[Stored data entries]
■ ■ ■ ■ ■

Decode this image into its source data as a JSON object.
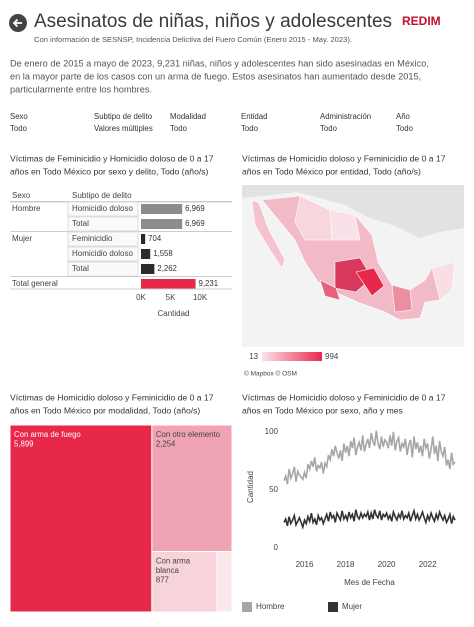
{
  "header": {
    "title": "Asesinatos de niñas, niños y adolescentes",
    "subtitle": "Con información de SESNSP, Incidencia Delictiva del Fuero Común (Enero 2015 - May. 2023).",
    "logo": "REDIM"
  },
  "paragraph": [
    "De enero de 2015 a mayo de 2023, 9,231 niñas, niños y adolescentes han sido asesinadas en México,",
    "en la mayor parte de los casos con un arma de fuego. Estos asesinatos han aumentado desde 2015,",
    "particularmente entre los hombres."
  ],
  "filters": [
    {
      "label": "Sexo",
      "value": "Todo"
    },
    {
      "label": "Subtipo de delito",
      "value": "Valores múltiples"
    },
    {
      "label": "Modalidad",
      "value": "Todo"
    },
    {
      "label": "Entidad",
      "value": "Todo"
    },
    {
      "label": "Administración",
      "value": "Todo"
    },
    {
      "label": "Año",
      "value": "Todo"
    }
  ],
  "chart_data": [
    {
      "type": "bar",
      "orientation": "horizontal",
      "title": [
        "Víctimas de Feminicidio y Homicidio doloso de 0 a 17",
        "años en Todo México por sexo y delito, Todo (año/s)"
      ],
      "column_headers": [
        "Sexo",
        "Subtipo de delito"
      ],
      "groups": [
        "Hombre",
        null,
        "Mujer",
        null,
        null,
        "Total general"
      ],
      "categories": [
        "Homicidio doloso",
        "Total",
        "Feminicidio",
        "Homicidio doloso",
        "Total",
        null
      ],
      "values": [
        6969,
        6969,
        704,
        1558,
        2262,
        9231
      ],
      "value_labels": [
        "6,969",
        "6,969",
        "704",
        "1,558",
        "2,262",
        "9,231"
      ],
      "colors": [
        "#8c8c8c",
        "#8c8c8c",
        "#2b2b2b",
        "#2b2b2b",
        "#2b2b2b",
        "#e8284a"
      ],
      "xlim": [
        0,
        11000
      ],
      "xticks": [
        {
          "value": 0,
          "label": "0K"
        },
        {
          "value": 5000,
          "label": "5K"
        },
        {
          "value": 10000,
          "label": "10K"
        }
      ],
      "xlabel": "Cantidad"
    },
    {
      "type": "map",
      "title": [
        "Víctimas de Homicidio doloso y Feminicidio de 0 a 17",
        "años en Todo México por entidad, Todo (año/s)"
      ],
      "color_scale": {
        "min": 13,
        "max": 994,
        "colors": [
          "#fbe3e8",
          "#e8284a"
        ]
      },
      "attribution": "© Mapbox © OSM"
    },
    {
      "type": "treemap",
      "title": [
        "Víctimas de Homicidio doloso y Feminicidio de 0 a 17",
        "años en Todo México por modalidad, Todo (año/s)"
      ],
      "categories": [
        "Con arma de fuego",
        "Con otro elemento",
        "Con arma blanca",
        null
      ],
      "values": [
        5899,
        2254,
        877,
        201
      ],
      "value_labels": [
        "5,899",
        "2,254",
        "877",
        null
      ],
      "colors": [
        "#e8284a",
        "#f0a3b3",
        "#f7d3da",
        "#fbe8ec"
      ]
    },
    {
      "type": "line",
      "title": [
        "Víctimas de Homicidio doloso y Feminicidio de 0 a 17",
        "años en Todo México por sexo, año y mes"
      ],
      "x": [
        "2015-01",
        "2015-02",
        "2015-03",
        "2015-04",
        "2015-05",
        "2015-06",
        "2015-07",
        "2015-08",
        "2015-09",
        "2015-10",
        "2015-11",
        "2015-12",
        "2016-01",
        "2016-02",
        "2016-03",
        "2016-04",
        "2016-05",
        "2016-06",
        "2016-07",
        "2016-08",
        "2016-09",
        "2016-10",
        "2016-11",
        "2016-12",
        "2017-01",
        "2017-02",
        "2017-03",
        "2017-04",
        "2017-05",
        "2017-06",
        "2017-07",
        "2017-08",
        "2017-09",
        "2017-10",
        "2017-11",
        "2017-12",
        "2018-01",
        "2018-02",
        "2018-03",
        "2018-04",
        "2018-05",
        "2018-06",
        "2018-07",
        "2018-08",
        "2018-09",
        "2018-10",
        "2018-11",
        "2018-12",
        "2019-01",
        "2019-02",
        "2019-03",
        "2019-04",
        "2019-05",
        "2019-06",
        "2019-07",
        "2019-08",
        "2019-09",
        "2019-10",
        "2019-11",
        "2019-12",
        "2020-01",
        "2020-02",
        "2020-03",
        "2020-04",
        "2020-05",
        "2020-06",
        "2020-07",
        "2020-08",
        "2020-09",
        "2020-10",
        "2020-11",
        "2020-12",
        "2021-01",
        "2021-02",
        "2021-03",
        "2021-04",
        "2021-05",
        "2021-06",
        "2021-07",
        "2021-08",
        "2021-09",
        "2021-10",
        "2021-11",
        "2021-12",
        "2022-01",
        "2022-02",
        "2022-03",
        "2022-04",
        "2022-05",
        "2022-06",
        "2022-07",
        "2022-08",
        "2022-09",
        "2022-10",
        "2022-11",
        "2022-12",
        "2023-01",
        "2023-02",
        "2023-03",
        "2023-04",
        "2023-05"
      ],
      "series": [
        {
          "name": "Hombre",
          "color": "#a6a6a6",
          "values": [
            58,
            62,
            55,
            68,
            60,
            64,
            70,
            57,
            66,
            63,
            61,
            59,
            65,
            60,
            72,
            68,
            75,
            70,
            78,
            66,
            71,
            69,
            74,
            64,
            73,
            70,
            80,
            76,
            85,
            79,
            88,
            82,
            77,
            84,
            75,
            90,
            82,
            88,
            79,
            92,
            86,
            95,
            80,
            87,
            91,
            84,
            97,
            83,
            89,
            94,
            86,
            99,
            92,
            88,
            101,
            90,
            85,
            96,
            87,
            93,
            91,
            86,
            97,
            88,
            100,
            84,
            92,
            95,
            83,
            90,
            87,
            94,
            80,
            89,
            93,
            78,
            96,
            85,
            91,
            82,
            88,
            79,
            94,
            86,
            90,
            77,
            85,
            96,
            81,
            88,
            75,
            92,
            83,
            79,
            87,
            71,
            76,
            68,
            82,
            72,
            74
          ]
        },
        {
          "name": "Mujer",
          "color": "#333333",
          "values": [
            22,
            25,
            19,
            27,
            21,
            24,
            28,
            20,
            23,
            26,
            22,
            18,
            24,
            21,
            27,
            23,
            30,
            22,
            25,
            20,
            28,
            24,
            26,
            21,
            25,
            29,
            23,
            31,
            26,
            28,
            22,
            30,
            27,
            24,
            32,
            25,
            28,
            24,
            31,
            26,
            29,
            23,
            33,
            27,
            25,
            30,
            26,
            29,
            27,
            31,
            24,
            30,
            25,
            33,
            28,
            26,
            32,
            24,
            29,
            27,
            30,
            25,
            28,
            23,
            31,
            27,
            24,
            29,
            26,
            32,
            25,
            28,
            26,
            30,
            23,
            28,
            32,
            25,
            29,
            24,
            27,
            31,
            26,
            22,
            28,
            24,
            30,
            26,
            23,
            29,
            25,
            31,
            27,
            24,
            28,
            22,
            25,
            29,
            21,
            27,
            24
          ]
        }
      ],
      "xlim": [
        "2015-01",
        "2023-05"
      ],
      "xticks": [
        2016,
        2018,
        2020,
        2022
      ],
      "ylim": [
        0,
        105
      ],
      "yticks": [
        0,
        50,
        100
      ],
      "xlabel": "Mes de Fecha",
      "ylabel": "Cantidad"
    }
  ]
}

■ ■ ■ ■ ■

#### Stated task:
Write out the material above again, word for word, minus its pictures.

#### Problem solution:
Decode this image into its source data as a JSON object.
{
  "header": {
    "title": "Asesinatos de niñas, niños y adolescentes",
    "subtitle": "Con información de SESNSP, Incidencia Delictiva del Fuero Común (Enero 2015 - May. 2023).",
    "logo": "REDIM"
  },
  "paragraph": [
    "De enero de 2015 a mayo de 2023, 9,231 niñas, niños y adolescentes han sido asesinadas en México,",
    "en la mayor parte de los casos con un arma de fuego. Estos asesinatos han aumentado desde 2015,",
    "particularmente entre los hombres."
  ],
  "filters": [
    {
      "label": "Sexo",
      "value": "Todo"
    },
    {
      "label": "Subtipo de delito",
      "value": "Valores múltiples"
    },
    {
      "label": "Modalidad",
      "value": "Todo"
    },
    {
      "label": "Entidad",
      "value": "Todo"
    },
    {
      "label": "Administración",
      "value": "Todo"
    },
    {
      "label": "Año",
      "value": "Todo"
    }
  ],
  "chart_data": [
    {
      "type": "bar",
      "orientation": "horizontal",
      "title": [
        "Víctimas de Feminicidio y Homicidio doloso de 0 a 17",
        "años en Todo México por sexo y delito, Todo (año/s)"
      ],
      "column_headers": [
        "Sexo",
        "Subtipo de delito"
      ],
      "groups": [
        "Hombre",
        null,
        "Mujer",
        null,
        null,
        "Total general"
      ],
      "categories": [
        "Homicidio doloso",
        "Total",
        "Feminicidio",
        "Homicidio doloso",
        "Total",
        null
      ],
      "values": [
        6969,
        6969,
        704,
        1558,
        2262,
        9231
      ],
      "value_labels": [
        "6,969",
        "6,969",
        "704",
        "1,558",
        "2,262",
        "9,231"
      ],
      "colors": [
        "#8c8c8c",
        "#8c8c8c",
        "#2b2b2b",
        "#2b2b2b",
        "#2b2b2b",
        "#e8284a"
      ],
      "xlim": [
        0,
        11000
      ],
      "xticks": [
        {
          "value": 0,
          "label": "0K"
        },
        {
          "value": 5000,
          "label": "5K"
        },
        {
          "value": 10000,
          "label": "10K"
        }
      ],
      "xlabel": "Cantidad"
    },
    {
      "type": "map",
      "title": [
        "Víctimas de Homicidio doloso y Feminicidio de 0 a 17",
        "años en Todo México por entidad, Todo (año/s)"
      ],
      "color_scale": {
        "min": 13,
        "max": 994,
        "colors": [
          "#fbe3e8",
          "#e8284a"
        ]
      },
      "attribution": "© Mapbox © OSM"
    },
    {
      "type": "treemap",
      "title": [
        "Víctimas de Homicidio doloso y Feminicidio de 0 a 17",
        "años en Todo México por modalidad, Todo (año/s)"
      ],
      "categories": [
        "Con arma de fuego",
        "Con otro elemento",
        "Con arma blanca",
        null
      ],
      "values": [
        5899,
        2254,
        877,
        201
      ],
      "value_labels": [
        "5,899",
        "2,254",
        "877",
        null
      ],
      "colors": [
        "#e8284a",
        "#f0a3b3",
        "#f7d3da",
        "#fbe8ec"
      ]
    },
    {
      "type": "line",
      "title": [
        "Víctimas de Homicidio doloso y Feminicidio de 0 a 17",
        "años en Todo México por sexo, año y mes"
      ],
      "x": [
        "2015-01",
        "2015-02",
        "2015-03",
        "2015-04",
        "2015-05",
        "2015-06",
        "2015-07",
        "2015-08",
        "2015-09",
        "2015-10",
        "2015-11",
        "2015-12",
        "2016-01",
        "2016-02",
        "2016-03",
        "2016-04",
        "2016-05",
        "2016-06",
        "2016-07",
        "2016-08",
        "2016-09",
        "2016-10",
        "2016-11",
        "2016-12",
        "2017-01",
        "2017-02",
        "2017-03",
        "2017-04",
        "2017-05",
        "2017-06",
        "2017-07",
        "2017-08",
        "2017-09",
        "2017-10",
        "2017-11",
        "2017-12",
        "2018-01",
        "2018-02",
        "2018-03",
        "2018-04",
        "2018-05",
        "2018-06",
        "2018-07",
        "2018-08",
        "2018-09",
        "2018-10",
        "2018-11",
        "2018-12",
        "2019-01",
        "2019-02",
        "2019-03",
        "2019-04",
        "2019-05",
        "2019-06",
        "2019-07",
        "2019-08",
        "2019-09",
        "2019-10",
        "2019-11",
        "2019-12",
        "2020-01",
        "2020-02",
        "2020-03",
        "2020-04",
        "2020-05",
        "2020-06",
        "2020-07",
        "2020-08",
        "2020-09",
        "2020-10",
        "2020-11",
        "2020-12",
        "2021-01",
        "2021-02",
        "2021-03",
        "2021-04",
        "2021-05",
        "2021-06",
        "2021-07",
        "2021-08",
        "2021-09",
        "2021-10",
        "2021-11",
        "2021-12",
        "2022-01",
        "2022-02",
        "2022-03",
        "2022-04",
        "2022-05",
        "2022-06",
        "2022-07",
        "2022-08",
        "2022-09",
        "2022-10",
        "2022-11",
        "2022-12",
        "2023-01",
        "2023-02",
        "2023-03",
        "2023-04",
        "2023-05"
      ],
      "series": [
        {
          "name": "Hombre",
          "color": "#a6a6a6",
          "values": [
            58,
            62,
            55,
            68,
            60,
            64,
            70,
            57,
            66,
            63,
            61,
            59,
            65,
            60,
            72,
            68,
            75,
            70,
            78,
            66,
            71,
            69,
            74,
            64,
            73,
            70,
            80,
            76,
            85,
            79,
            88,
            82,
            77,
            84,
            75,
            90,
            82,
            88,
            79,
            92,
            86,
            95,
            80,
            87,
            91,
            84,
            97,
            83,
            89,
            94,
            86,
            99,
            92,
            88,
            101,
            90,
            85,
            96,
            87,
            93,
            91,
            86,
            97,
            88,
            100,
            84,
            92,
            95,
            83,
            90,
            87,
            94,
            80,
            89,
            93,
            78,
            96,
            85,
            91,
            82,
            88,
            79,
            94,
            86,
            90,
            77,
            85,
            96,
            81,
            88,
            75,
            92,
            83,
            79,
            87,
            71,
            76,
            68,
            82,
            72,
            74
          ]
        },
        {
          "name": "Mujer",
          "color": "#333333",
          "values": [
            22,
            25,
            19,
            27,
            21,
            24,
            28,
            20,
            23,
            26,
            22,
            18,
            24,
            21,
            27,
            23,
            30,
            22,
            25,
            20,
            28,
            24,
            26,
            21,
            25,
            29,
            23,
            31,
            26,
            28,
            22,
            30,
            27,
            24,
            32,
            25,
            28,
            24,
            31,
            26,
            29,
            23,
            33,
            27,
            25,
            30,
            26,
            29,
            27,
            31,
            24,
            30,
            25,
            33,
            28,
            26,
            32,
            24,
            29,
            27,
            30,
            25,
            28,
            23,
            31,
            27,
            24,
            29,
            26,
            32,
            25,
            28,
            26,
            30,
            23,
            28,
            32,
            25,
            29,
            24,
            27,
            31,
            26,
            22,
            28,
            24,
            30,
            26,
            23,
            29,
            25,
            31,
            27,
            24,
            28,
            22,
            25,
            29,
            21,
            27,
            24
          ]
        }
      ],
      "xlim": [
        "2015-01",
        "2023-05"
      ],
      "xticks": [
        2016,
        2018,
        2020,
        2022
      ],
      "ylim": [
        0,
        105
      ],
      "yticks": [
        0,
        50,
        100
      ],
      "xlabel": "Mes de Fecha",
      "ylabel": "Cantidad"
    }
  ]
}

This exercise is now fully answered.